— Task brief —
Keep the pictures out of the copy and print all the entries below exactly.

— Data supplied —
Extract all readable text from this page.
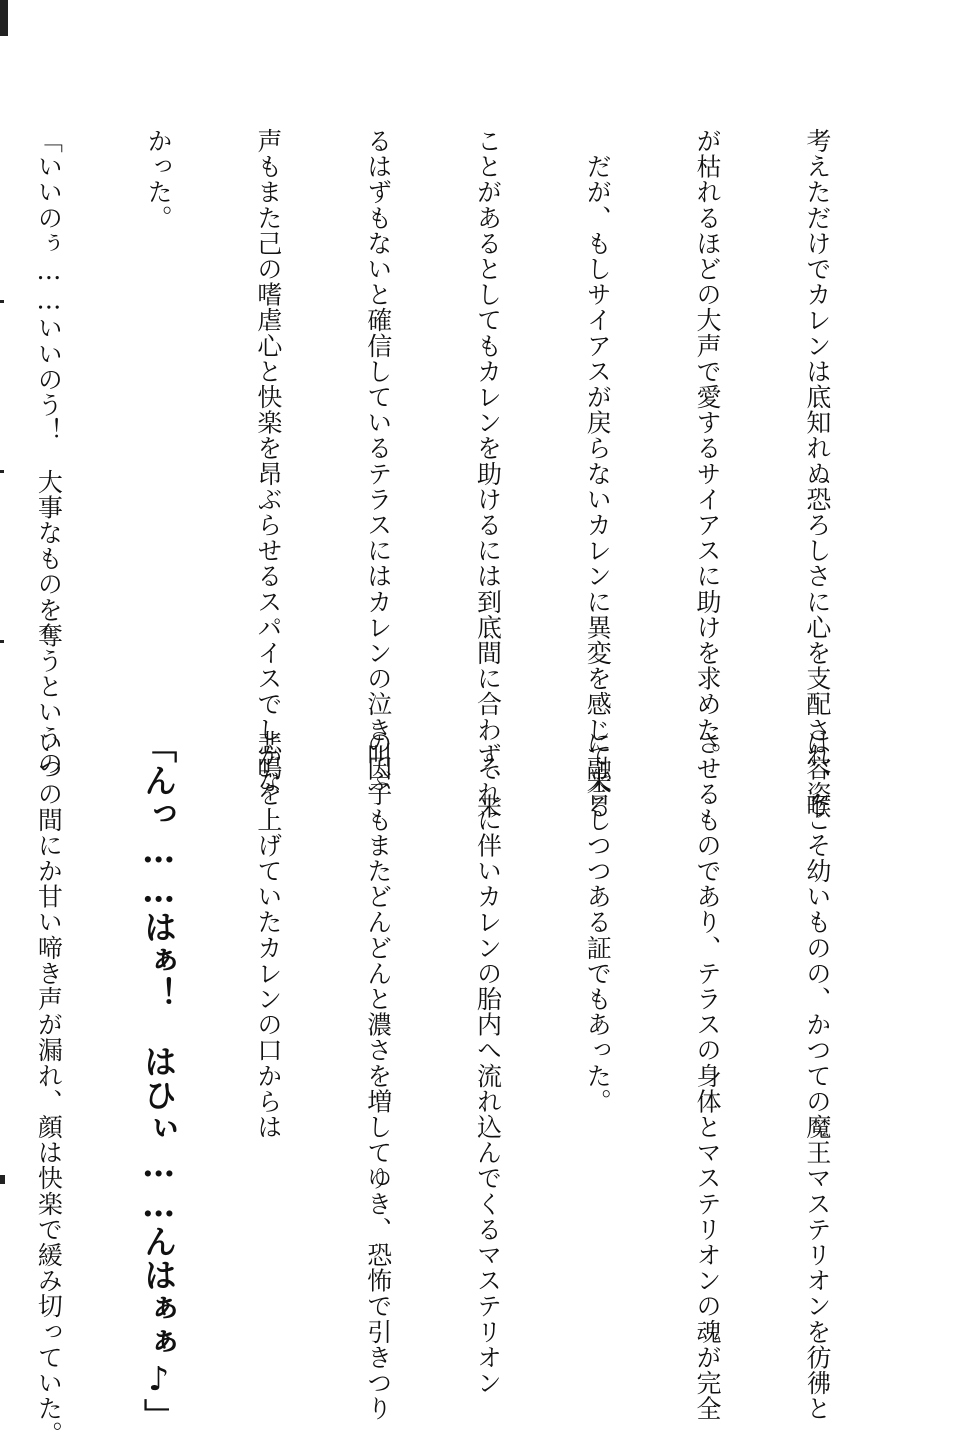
考えただけでカレンは底知れぬ恐ろしさに心を支配され、喉

が枯れるほどの大声で愛するサイアスに助けを求めた。

　だが、もしサイアスが戻らないカレンに異変を感じて来る

ことがあるとしてもカレンを助けるには到底間に合わず、来

るはずもないと確信しているテラスにはカレンの泣き叫ぶ

声もまた己の嗜虐心と快楽を昂ぶらせるスパイスでしかな

かった。

「いいのぅ……いいのう！　大事なものを奪うというの

は容姿こそ幼いものの、かつての魔王マステリオンを彷彿と

させるものであり、テラスの身体とマステリオンの魂が完全

に融合しつつある証でもあった。

　それに伴いカレンの胎内へ流れ込んでくるマステリオン

の因子もまたどんどんと濃さを増してゆき、恐怖で引きつり

悲鳴を上げていたカレンの口からは

「んっ……はぁ！　はひぃ……んはぁぁ♪」

いつの間にか甘い啼き声が漏れ、顔は快楽で緩み切っていた。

— Finished exercise —
Extract all readable text from this page.
考えただけでカレンは底知れぬ恐ろしさに心を支配され、喉

が枯れるほどの大声で愛するサイアスに助けを求めた。

　だが、もしサイアスが戻らないカレンに異変を感じて来る

ことがあるとしてもカレンを助けるには到底間に合わず、来

るはずもないと確信しているテラスにはカレンの泣き叫ぶ

声もまた己の嗜虐心と快楽を昂ぶらせるスパイスでしかな

かった。

「いいのぅ……いいのう！　大事なものを奪うというの

は容姿こそ幼いものの、かつての魔王マステリオンを彷彿と

させるものであり、テラスの身体とマステリオンの魂が完全

に融合しつつある証でもあった。

　それに伴いカレンの胎内へ流れ込んでくるマステリオン

の因子もまたどんどんと濃さを増してゆき、恐怖で引きつり

悲鳴を上げていたカレンの口からは

「んっ……はぁ！　はひぃ……んはぁぁ♪」

いつの間にか甘い啼き声が漏れ、顔は快楽で緩み切っていた。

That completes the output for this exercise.